_Texto proporcionado_.

Conviene detenerse un instante en una confusión habitual, explotada con deliberación por el activismo contemporáneo: la invocación de Heródoto, el llamado “padre de la Historia”, como prueba de que Palestina existía ya en tiempos antiguos. Es cierto que Heródoto -que era griego dicho sea de paso- utilizó el término Palaistinê en el siglo V a.C., pero lo hizo en un sentido estrictamente geográfico, no político ni identitario. En sus Historias, Heródoto describe una franja costera del Levante meridional —la costa oriental del Mediterráneo entre Fenicia y Egipto— a la que denomina “Palestina-Siria”. Ese nombre deriva de los filisteos (Peleshet en hebreo), un pueblo asentado en la zona costera cercana a Gaza, no en Judea, Samaria o Galilea.

_Ejercicio_. Redacta la continuación del texto sobre Heródoto y el término Palaistinê a partir de su última oración. Los ítems siguientes no tienen relación con el texto.

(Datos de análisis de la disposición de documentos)

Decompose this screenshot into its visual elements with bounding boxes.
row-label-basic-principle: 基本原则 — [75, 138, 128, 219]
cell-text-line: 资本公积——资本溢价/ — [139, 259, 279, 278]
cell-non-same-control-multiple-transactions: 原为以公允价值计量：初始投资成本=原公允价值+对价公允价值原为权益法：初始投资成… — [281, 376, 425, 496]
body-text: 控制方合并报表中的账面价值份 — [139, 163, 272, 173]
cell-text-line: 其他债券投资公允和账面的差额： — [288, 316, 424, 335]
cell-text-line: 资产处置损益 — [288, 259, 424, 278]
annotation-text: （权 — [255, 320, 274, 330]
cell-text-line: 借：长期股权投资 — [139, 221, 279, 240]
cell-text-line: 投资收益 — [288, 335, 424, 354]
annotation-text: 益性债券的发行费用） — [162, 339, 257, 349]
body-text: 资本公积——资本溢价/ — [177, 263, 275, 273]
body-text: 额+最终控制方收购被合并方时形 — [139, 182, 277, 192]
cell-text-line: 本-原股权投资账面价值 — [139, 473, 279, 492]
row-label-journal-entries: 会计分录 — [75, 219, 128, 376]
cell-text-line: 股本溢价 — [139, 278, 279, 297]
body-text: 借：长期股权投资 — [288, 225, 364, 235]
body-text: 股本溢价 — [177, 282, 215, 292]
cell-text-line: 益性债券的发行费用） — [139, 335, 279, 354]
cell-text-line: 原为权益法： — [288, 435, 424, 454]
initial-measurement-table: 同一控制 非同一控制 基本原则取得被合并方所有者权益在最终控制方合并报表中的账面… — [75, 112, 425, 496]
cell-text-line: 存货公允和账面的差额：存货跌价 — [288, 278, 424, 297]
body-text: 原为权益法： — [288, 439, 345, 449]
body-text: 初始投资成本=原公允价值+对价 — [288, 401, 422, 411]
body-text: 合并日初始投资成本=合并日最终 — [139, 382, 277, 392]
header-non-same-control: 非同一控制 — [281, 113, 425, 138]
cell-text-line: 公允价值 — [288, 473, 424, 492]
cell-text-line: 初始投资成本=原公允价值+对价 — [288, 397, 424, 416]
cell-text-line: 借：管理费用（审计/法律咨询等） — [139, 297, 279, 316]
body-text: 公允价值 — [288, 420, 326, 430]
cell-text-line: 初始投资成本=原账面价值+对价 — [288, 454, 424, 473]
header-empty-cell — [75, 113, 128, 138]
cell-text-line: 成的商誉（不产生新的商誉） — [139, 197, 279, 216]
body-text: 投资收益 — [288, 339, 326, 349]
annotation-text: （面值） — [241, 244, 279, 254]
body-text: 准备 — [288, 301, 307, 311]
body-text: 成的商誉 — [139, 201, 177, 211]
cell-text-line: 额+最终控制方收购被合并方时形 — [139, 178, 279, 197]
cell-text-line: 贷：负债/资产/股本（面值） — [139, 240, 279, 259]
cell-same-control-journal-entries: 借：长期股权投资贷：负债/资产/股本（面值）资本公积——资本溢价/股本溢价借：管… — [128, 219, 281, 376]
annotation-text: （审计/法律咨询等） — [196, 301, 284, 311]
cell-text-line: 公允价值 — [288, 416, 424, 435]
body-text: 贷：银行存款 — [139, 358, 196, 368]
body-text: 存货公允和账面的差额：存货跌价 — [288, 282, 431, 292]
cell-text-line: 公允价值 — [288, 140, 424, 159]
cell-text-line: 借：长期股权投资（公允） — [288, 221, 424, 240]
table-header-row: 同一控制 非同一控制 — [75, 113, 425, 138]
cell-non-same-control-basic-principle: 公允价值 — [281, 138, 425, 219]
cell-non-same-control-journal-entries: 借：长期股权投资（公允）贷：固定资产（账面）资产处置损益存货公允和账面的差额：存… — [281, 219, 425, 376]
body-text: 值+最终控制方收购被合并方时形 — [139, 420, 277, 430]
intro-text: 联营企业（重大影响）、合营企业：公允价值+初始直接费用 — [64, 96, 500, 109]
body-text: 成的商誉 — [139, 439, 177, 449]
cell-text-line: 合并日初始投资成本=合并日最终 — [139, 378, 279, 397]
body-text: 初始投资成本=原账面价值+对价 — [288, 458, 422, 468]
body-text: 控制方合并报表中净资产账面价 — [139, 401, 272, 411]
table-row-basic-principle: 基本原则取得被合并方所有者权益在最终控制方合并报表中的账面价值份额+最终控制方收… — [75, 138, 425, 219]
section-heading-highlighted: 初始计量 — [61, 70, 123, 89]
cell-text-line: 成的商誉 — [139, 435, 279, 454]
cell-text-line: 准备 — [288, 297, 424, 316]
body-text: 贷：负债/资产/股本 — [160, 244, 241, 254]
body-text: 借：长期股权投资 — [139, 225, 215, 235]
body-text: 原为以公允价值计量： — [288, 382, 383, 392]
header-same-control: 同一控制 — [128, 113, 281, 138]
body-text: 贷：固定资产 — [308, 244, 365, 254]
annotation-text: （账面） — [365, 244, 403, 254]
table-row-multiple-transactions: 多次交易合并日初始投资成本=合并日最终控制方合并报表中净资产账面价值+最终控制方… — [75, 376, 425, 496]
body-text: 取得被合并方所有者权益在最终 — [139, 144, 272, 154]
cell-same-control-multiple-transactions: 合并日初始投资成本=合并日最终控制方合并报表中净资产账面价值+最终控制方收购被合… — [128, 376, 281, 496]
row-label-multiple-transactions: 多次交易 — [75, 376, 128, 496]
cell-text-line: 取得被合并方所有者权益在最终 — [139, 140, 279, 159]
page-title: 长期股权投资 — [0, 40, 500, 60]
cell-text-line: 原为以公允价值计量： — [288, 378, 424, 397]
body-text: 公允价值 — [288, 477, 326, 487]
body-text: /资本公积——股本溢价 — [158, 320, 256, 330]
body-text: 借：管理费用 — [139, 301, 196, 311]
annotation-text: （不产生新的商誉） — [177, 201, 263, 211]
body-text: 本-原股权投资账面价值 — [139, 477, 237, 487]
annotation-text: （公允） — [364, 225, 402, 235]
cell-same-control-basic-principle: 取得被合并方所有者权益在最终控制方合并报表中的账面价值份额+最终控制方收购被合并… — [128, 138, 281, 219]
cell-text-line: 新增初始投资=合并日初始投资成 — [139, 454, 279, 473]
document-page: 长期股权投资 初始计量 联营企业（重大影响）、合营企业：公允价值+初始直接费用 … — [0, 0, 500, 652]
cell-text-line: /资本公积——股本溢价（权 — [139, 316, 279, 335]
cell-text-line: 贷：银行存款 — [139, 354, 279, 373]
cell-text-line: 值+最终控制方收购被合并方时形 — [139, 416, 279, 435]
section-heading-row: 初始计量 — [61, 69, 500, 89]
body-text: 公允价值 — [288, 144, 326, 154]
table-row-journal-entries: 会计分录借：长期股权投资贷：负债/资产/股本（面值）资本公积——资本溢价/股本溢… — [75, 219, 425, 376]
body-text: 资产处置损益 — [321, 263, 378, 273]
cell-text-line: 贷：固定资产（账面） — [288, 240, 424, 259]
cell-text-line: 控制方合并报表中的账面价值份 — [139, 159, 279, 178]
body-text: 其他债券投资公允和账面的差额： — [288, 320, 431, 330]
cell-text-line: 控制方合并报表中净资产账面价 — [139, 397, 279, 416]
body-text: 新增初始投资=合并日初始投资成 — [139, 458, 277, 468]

_Respuesta_.
Para Heródoto, Palestina no era una nación, ni un Estado, ni una identidad étnica equivalente a la actual, sino una región costera conocida por los griegos a partir de los filisteos y administrativamente integrada a Siria bajo dominio imperial. La oficialización política del nombre “Palestina” para designar a todo el territorio —incluida Judea— es muy posterior al nacimiento de Jesús y se produce justamente recién en el siglo II d.C. Confundir el uso geográfico limitado de Heródoto con una identidad nacional moderna no es ignorancia inocente.

Es que el problema no es solo académico. En el ecosistema militante contemporáneo, esa tergiversación cumple una función política concreta. Al “palestinizar” a Jesús, se busca despojar al cristianismo de su figura fundacional y reapropiarla como arma retórica del mundo árabe y la izquierda global contra el Estado de Israel. Jesús deja de ser un judío de Judea para convertirse en una víctima arquetípica de la “ocupación”, un mártir retroactivo del conflicto actual.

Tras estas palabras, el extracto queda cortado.